## Data shown
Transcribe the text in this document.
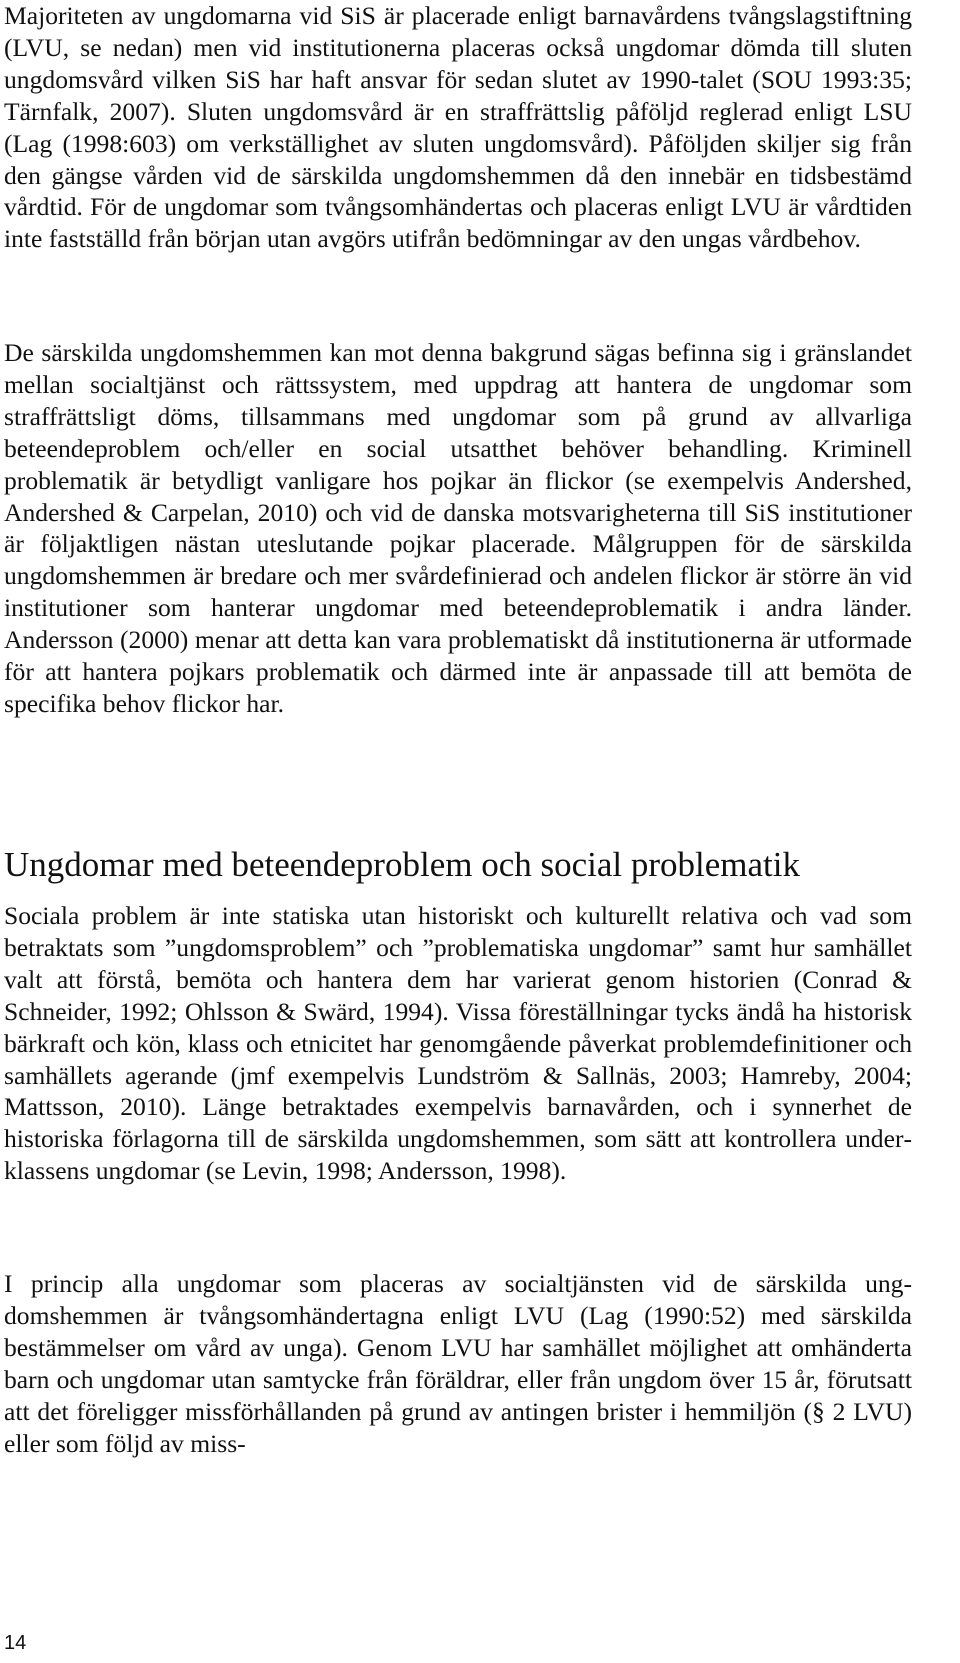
Majoriteten av ungdomarna vid SiS är placerade enligt barnavårdens tvångslagstiftning (LVU, se nedan) men vid institutionerna placeras också ungdomar dömda till sluten ungdomsvård vilken SiS har haft ansvar för sedan slutet av 1990-talet (SOU 1993:35; Tärnfalk, 2007). Sluten ungdomsvård är en straffrättslig påföljd reglerad enligt LSU (Lag (1998:603) om verkställighet av sluten ungdomsvård). Påföljden skiljer sig från den gängse vården vid de särskilda ungdomshemmen då den innebär en tidsbestämd vårdtid. För de ungdomar som tvångsomhändertas och placeras enligt LVU är vårdtiden inte fastställd från början utan avgörs utifrån bedömningar av den ungas vårdbehov.

De särskilda ungdomshemmen kan mot denna bakgrund sägas befinna sig i gränslandet mellan socialtjänst och rättssystem, med uppdrag att hantera de ungdomar som straffrättsligt döms, tillsammans med ungdomar som på grund av allvarliga beteendeproblem och/eller en social utsatthet behöver behandling. Kriminell problematik är betydligt vanligare hos pojkar än flickor (se exempelvis Andershed, Andershed & Carpelan, 2010) och vid de danska motsvarigheterna till SiS institutioner är följaktligen nästan uteslutande pojkar placerade. Målgruppen för de särskilda ungdomshemmen är bredare och mer svårdefinierad och andelen flickor är större än vid institutioner som hanterar ungdomar med beteendeproblematik i andra länder. Andersson (2000) menar att detta kan vara problematiskt då institutionerna är utformade för att hantera pojkars problematik och därmed inte är anpassade till att bemöta de specifika behov flickor har.

Ungdomar med beteendeproblem och social problematik

Sociala problem är inte statiska utan historiskt och kulturellt relativa och vad som betraktats som ”ungdomsproblem” och ”problematiska ungdomar” samt hur samhället valt att förstå, bemöta och hantera dem har varierat genom historien (Conrad & Schneider, 1992; Ohlsson & Swärd, 1994). Vissa föreställningar tycks ändå ha historisk bärkraft och kön, klass och etnicitet har genomgående påverkat problemdefinitioner och samhällets agerande (jmf exempelvis Lundström & Sallnäs, 2003; Hamreby, 2004; Mattsson, 2010). Länge betraktades exempelvis barnavården, och i synnerhet de historiska förlagorna till de särskilda ungdomshemmen, som sätt att kontrollera underklassens ungdomar (se Levin, 1998; Andersson, 1998).

I princip alla ungdomar som placeras av socialtjänsten vid de särskilda ungdomshemmen är tvångsomhändertagna enligt LVU (Lag (1990:52) med särskilda bestämmelser om vård av unga). Genom LVU har samhället möjlighet att omhänderta barn och ungdomar utan samtycke från föräldrar, eller från ungdom över 15 år, förutsatt att det föreligger missförhållanden på grund av antingen brister i hemmiljön (§ 2 LVU) eller som följd av miss-

14
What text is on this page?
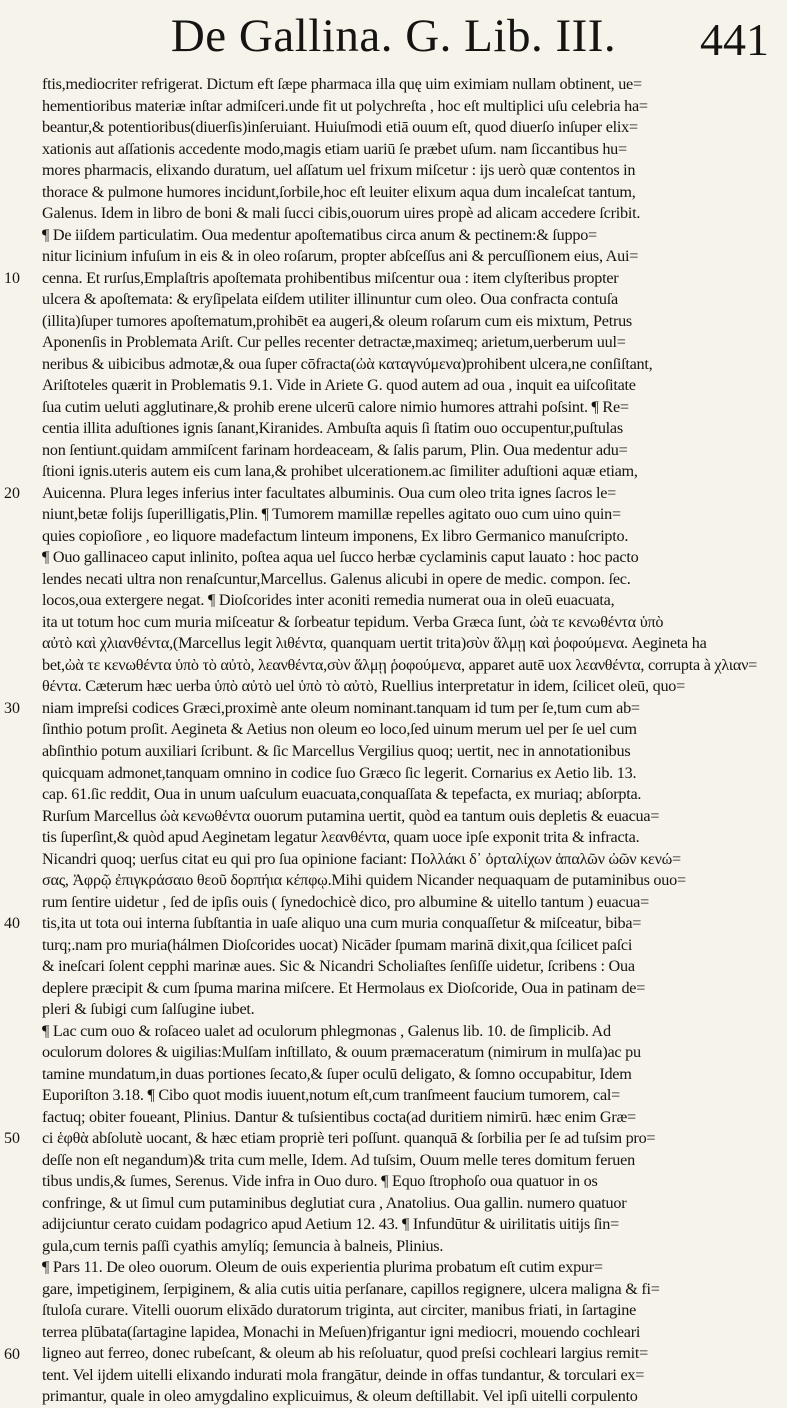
De Gallina. G. Lib. III.	441
10
20
30
40
50
60
ftis,mediocriter refrigerat. Dictum eft ſæpe pharmaca illa quę uim eximiam nullam obtinent, ue=
hementioribus materiæ inſtar admiſceri.unde fit ut polychreſta , hoc eſt multiplici uſu celebria ha=
beantur,& potentioribus(diuerſis)inſeruiant. Huiuſmodi etiā ouum eſt, quod diuerſo inſuper elix=
xationis aut aſſationis accedente modo,magis etiam uariū ſe præbet uſum. nam ſiccantibus hu=
mores pharmacis, elixando duratum, uel aſſatum uel frixum miſcetur : ijs uerò quæ contentos in
thorace & pulmone humores incidunt,ſorbile,hoc eſt leuiter elixum aqua dum incaleſcat tantum,
Galenus. Idem in libro de boni & mali ſucci cibis,ouorum uires propè ad alicam accedere ſcribit.
¶ De iiſdem particulatim. Oua medentur apoſtematibus circa anum & pectinem:& ſuppo=
nitur licinium infuſum in eis & in oleo roſarum, propter abſceſſus ani & percuſſionem eius, Aui=
cenna. Et rurſus,Emplaſtris apoſtemata prohibentibus miſcentur oua : item clyſteribus propter
ulcera & apoſtemata: & eryſipelata eiſdem utiliter illinuntur cum oleo. Oua confracta contuſa
(illita)ſuper tumores apoſtematum,prohibēt ea augeri,& oleum roſarum cum eis mixtum, Petrus
Aponenſis in Problemata Ariſt. Cur pelles recenter detractæ,maximeq; arietum,uerberum uul=
neribus & uibicibus admotæ,& oua ſuper cōfracta(ὠὰ καταγνύμενα)prohibent ulcera,ne conſiſtant,
Ariſtoteles quærit in Problematis 9.1. Vide in Ariete G. quod autem ad oua , inquit ea uiſcoſitate
ſua cutim ueluti agglutinare,& prohib erene ulcerū calore nimio humores attrahi poſsint. ¶ Re=
centia illita aduſtiones ignis ſanant,Kiranides. Ambuſta aquis ſi ſtatim ouo occupentur,puſtulas
non ſentiunt.quidam ammiſcent farinam hordeaceam, & ſalis parum, Plin. Oua medentur adu=
ſtioni ignis.uteris autem eis cum lana,& prohibet ulcerationem.ac ſimiliter aduſtioni aquæ etiam,
Auicenna. Plura leges inferius inter facultates albuminis. Oua cum oleo trita ignes ſacros le=
niunt,betæ folijs ſuperilligatis,Plin. ¶ Tumorem mamillæ repelles agitato ouo cum uino quin=
quies copioſiore , eo liquore madefactum linteum imponens, Ex libro Germanico manuſcripto.
¶ Ouo gallinaceo caput inlinito, poſtea aqua uel ſucco herbæ cyclaminis caput lauato : hoc pacto
lendes necati ultra non renaſcuntur,Marcellus. Galenus alicubi in opere de medic. compon. ſec.
locos,oua extergere negat. ¶ Dioſcorides inter aconiti remedia numerat oua in oleū euacuata,
ita ut totum hoc cum muria miſceatur & ſorbeatur tepidum. Verba Græca ſunt, ὠὰ τε κενωθέντα ὑπὸ
αὐτὸ καὶ χλιανθέντα,(Marcellus legit λιθέντα, quanquam uertit trita)σὺν ἅλμῃ καὶ ῥοφούμενα. Aegineta ha
bet,ὠὰ τε κενωθέντα ὑπὸ τὸ αὐτὸ, λεανθέντα,σὺν ἅλμῃ ῥοφούμενα, apparet autē uox λεανθέντα, corrupta à χλιαν=
θέντα. Cæterum hæc uerba ὑπὸ αὐτὸ uel ὑπὸ τὸ αὐτὸ, Ruellius interpretatur in idem, ſcilicet oleū, quo=
niam impreſsi codices Græci,proximè ante oleum nominant.tanquam id tum per ſe,tum cum ab=
ſinthio potum proſit. Aegineta & Aetius non oleum eo loco,ſed uinum merum uel per ſe uel cum
abſinthio potum auxiliari ſcribunt. & ſic Marcellus Vergilius quoq; uertit, nec in annotationibus
quicquam admonet,tanquam omnino in codice ſuo Græco ſic legerit. Cornarius ex Aetio lib. 13.
cap. 61.ſic reddit, Oua in unum uaſculum euacuata,conquaſſata & tepefacta, ex muriaq; abſorpta.
Rurſum Marcellus ὠὰ κενωθέντα ouorum putamina uertit, quòd ea tantum ouis depletis & euacua=
tis ſuperſint,& quòd apud Aeginetam legatur λεανθέντα, quam uoce ipſe exponit trita & infracta.
Nicandri quoq; uerſus citat eu qui pro ſua opinione faciant: Πολλάκι δ᾽ ὀρταλίχων ἀπαλῶν ὠῶν κενώ=
σας, Ἀφρῷ ἐπιγκράσαιο θεοῦ δορπήια κέπφῳ.Mihi quidem Nicander nequaquam de putaminibus ouo=
rum ſentire uidetur , ſed de ipſis ouis ( ſynedochicè dico, pro albumine & uitello tantum ) euacua=
tis,ita ut tota oui interna ſubſtantia in uaſe aliquo una cum muria conquaſſetur & miſceatur, biba=
turq;.nam pro muria(hálmen Dioſcorides uocat) Nicāder ſpumam marinā dixit,qua ſcilicet paſci
& ineſcari ſolent cepphi marinæ aues. Sic & Nicandri Scholiaſtes ſenſiſſe uidetur, ſcribens : Oua
deplere præcipit & cum ſpuma marina miſcere. Et Hermolaus ex Dioſcoride, Oua in patinam de=
pleri & ſubigi cum ſalſugine iubet.
¶ Lac cum ouo & roſaceo ualet ad oculorum phlegmonas , Galenus lib. 10. de ſimplicib. Ad
oculorum dolores & uigilias:Mulſam inſtillato, & ouum præmaceratum (nimirum in mulſa)ac pu
tamine mundatum,in duas portiones ſecato,& ſuper oculū deligato, & ſomno occupabitur, Idem
Euporiſton 3.18. ¶ Cibo quot modis iuuent,notum eſt,cum tranſmeent faucium tumorem, cal=
factuq; obiter foueant, Plinius. Dantur & tuſsientibus cocta(ad duritiem nimirū. hæc enim Græ=
ci ἑφθὰ abſolutè uocant, & hæc etiam propriè teri poſſunt. quanquā & ſorbilia per ſe ad tuſsim pro=
deſſe non eſt negandum)& trita cum melle, Idem. Ad tuſsim, Ouum melle teres domitum feruen
tibus undis,& ſumes, Serenus. Vide infra in Ouo duro. ¶ Equo ſtrophoſo oua quatuor in os
confringe, & ut ſimul cum putaminibus deglutiat cura , Anatolius. Oua gallin. numero quatuor
adijciuntur cerato cuidam podagrico apud Aetium 12. 43. ¶ Infundūtur & uirilitatis uitijs ſin=
gula,cum ternis paſſi cyathis amylíq; ſemuncia à balneis, Plinius.
¶ Pars 11. De oleo ouorum. Oleum de ouis experientia plurima probatum eſt cutim expur=
gare, impetiginem, ſerpiginem, & alia cutis uitia perſanare, capillos regignere, ulcera maligna & fi=
ſtuloſa curare. Vitelli ouorum elixādo duratorum triginta, aut circiter, manibus friati, in ſartagine
terrea plūbata(ſartagine lapidea, Monachi in Meſuen)frigantur igni mediocri, mouendo cochleari
ligneo aut ferreo, donec rubeſcant, & oleum ab his reſoluatur, quod preſsi cochleari largius remit=
tent. Vel ijdem uitelli elixando indurati mola frangātur, deinde in offas tundantur, & torculari ex=
primantur, quale in oleo amygdalino explicuimus, & oleum deſtillabit. Vel ipſi uitelli corpulento
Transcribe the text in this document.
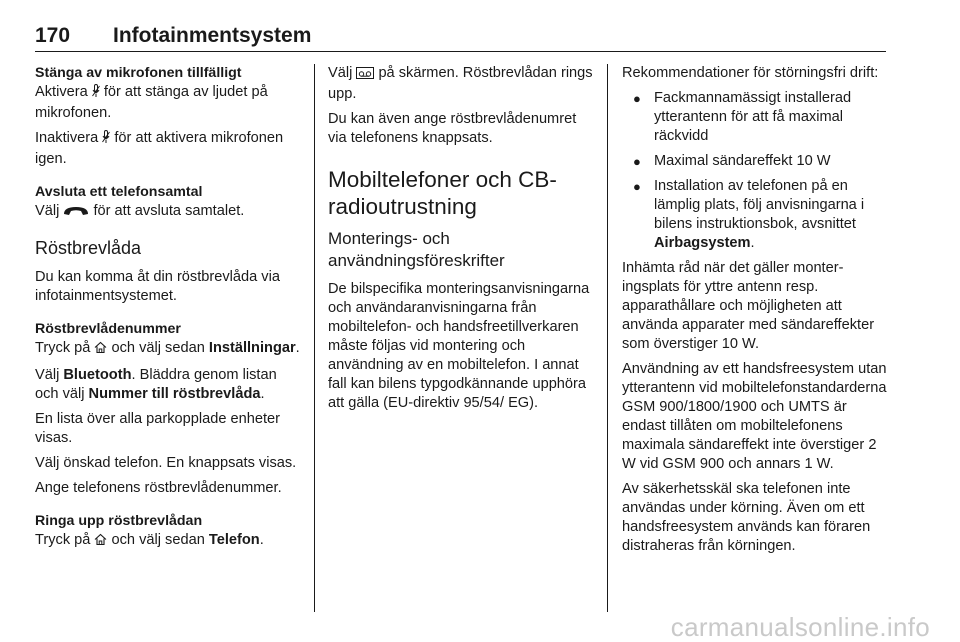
170 Infotainmentsystem
Stänga av mikrofonen tillfälligt

Aktivera  för att stänga av ljudet på mikrofonen.

Inaktivera  för att aktivera mikrofonen igen.

Avsluta ett telefonsamtal

Välj  för att avsluta samtalet.

Röstbrevlåda

Du kan komma åt din röstbrevlåda via infotainmentsystemet.

Röstbrevlådenummer

Tryck på  och välj sedan Inställningar.

Välj Bluetooth. Bläddra genom listan och välj Nummer till röstbrevlåda.

En lista över alla parkopplade enheter visas.

Välj önskad telefon. En knappsats visas.

Ange telefonens röstbrevlådenummer.

Ringa upp röstbrevlådan

Tryck på  och välj sedan Telefon.

Välj  på skärmen. Röstbrevlådan rings upp.

Du kan även ange röstbrevlådenumret via telefonens knappsats.

Mobiltelefoner och CB-radioutrustning
Monterings- och användningsföreskrifter

De bilspecifika monteringsanvisningarna och användaranvisningarna från mobiltelefon- och handsfreetillverkaren måste följas vid montering och användning av en mobiltelefon. I annat fall kan bilens typgodkännande upphöra att gälla (EU-direktiv 95/54/ EG).

Rekommendationer för störningsfri drift:

● Fackmannamässigt installerad ytterantenn för att få maximal räckvidd
● Maximal sändareffekt 10 W
● Installation av telefonen på en lämplig plats, följ anvisningarna i bilens instruktionsbok, avsnittet Airbagsystem.

Inhämta råd när det gäller monteringsplats för yttre antenn resp. apparathållare och möjligheten att använda apparater med sändareffekter som överstiger 10 W.

Användning av ett handsfreesystem utan ytterantenn vid mobiltelefonstandarderna GSM 900/1800/1900 och UMTS är endast tillåten om mobiltelefonens maximala sändareffekt inte överstiger 2 W vid GSM 900 och annars 1 W.

Av säkerhetsskäl ska telefonen inte användas under körning. Även om ett handsfreesystem används kan föraren distraheras från körningen.

carmanualsonline.info
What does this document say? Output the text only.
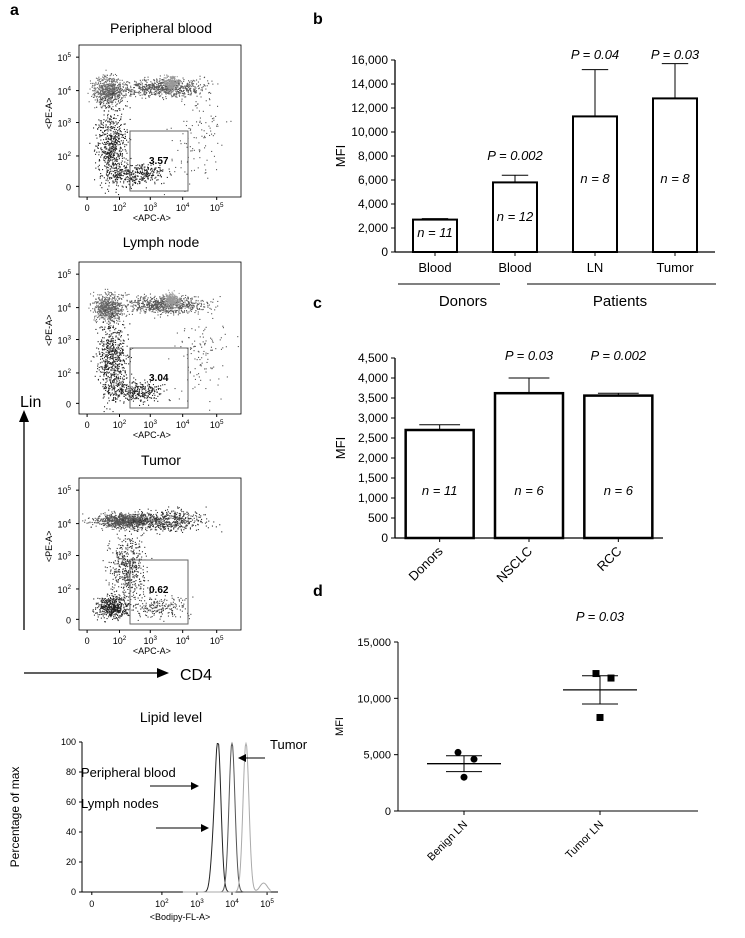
a
b
c
d
Peripheral blood
3.57
0
$10^2$
$10^3$
$10^4$
$10^5$
0	$10^2$ $10^3$ $10^4$ $10^5$
<APC-A>
<PE-A>
Lymph node
3.04
0
$10^2$
$10^3$
$10^4$
$10^5$
0	$10^2$ $10^3$ $10^4$ $10^5$
<APC-A>
<PE-A>
Tumor
0.62
0
$10^2$
$10^3$
$10^4$
$10^5$
0	$10^2$ $10^3$ $10^4$ $10^5$
<APC-A>
<PE-A>
Lin
CD4
Lipid level
0
20
40
60
80
100
0	$10^2$ $10^3$ $10^4$ $10^5$
<Bodipy-FL-A>
Percentage of max
Tumor
Peripheral blood
Lymph nodes
0
2,000
4,000
6,000
8,000
10,000
12,000
14,000
16,000
MFI
Blood
n = 11
Blood
n = 12
P = 0.002
LN
n = 8
P = 0.04
Tumor
n = 8
P = 0.03
Donors	Patients
0
500
1,000
1,500
2,000
2,500
3,000
3,500
4,000
4,500
MFI
Donors
n = 11
NSCLC
n = 6
P = 0.03
RCC
n = 6
P = 0.002
0
5,000
10,000
15,000
MFI
Benign LN	Tumor LN
P = 0.03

## Required work
Select every line in the records above that contains the word "cochleari".

## Response to this exercise
terrea plūbata(ſartagine lapidea, Monachi in Meſuen)frigantur igni mediocri, mouendo cochleari
ligneo aut ferreo, donec rubeſcant, & oleum ab his reſoluatur, quod preſsi cochleari largius remit=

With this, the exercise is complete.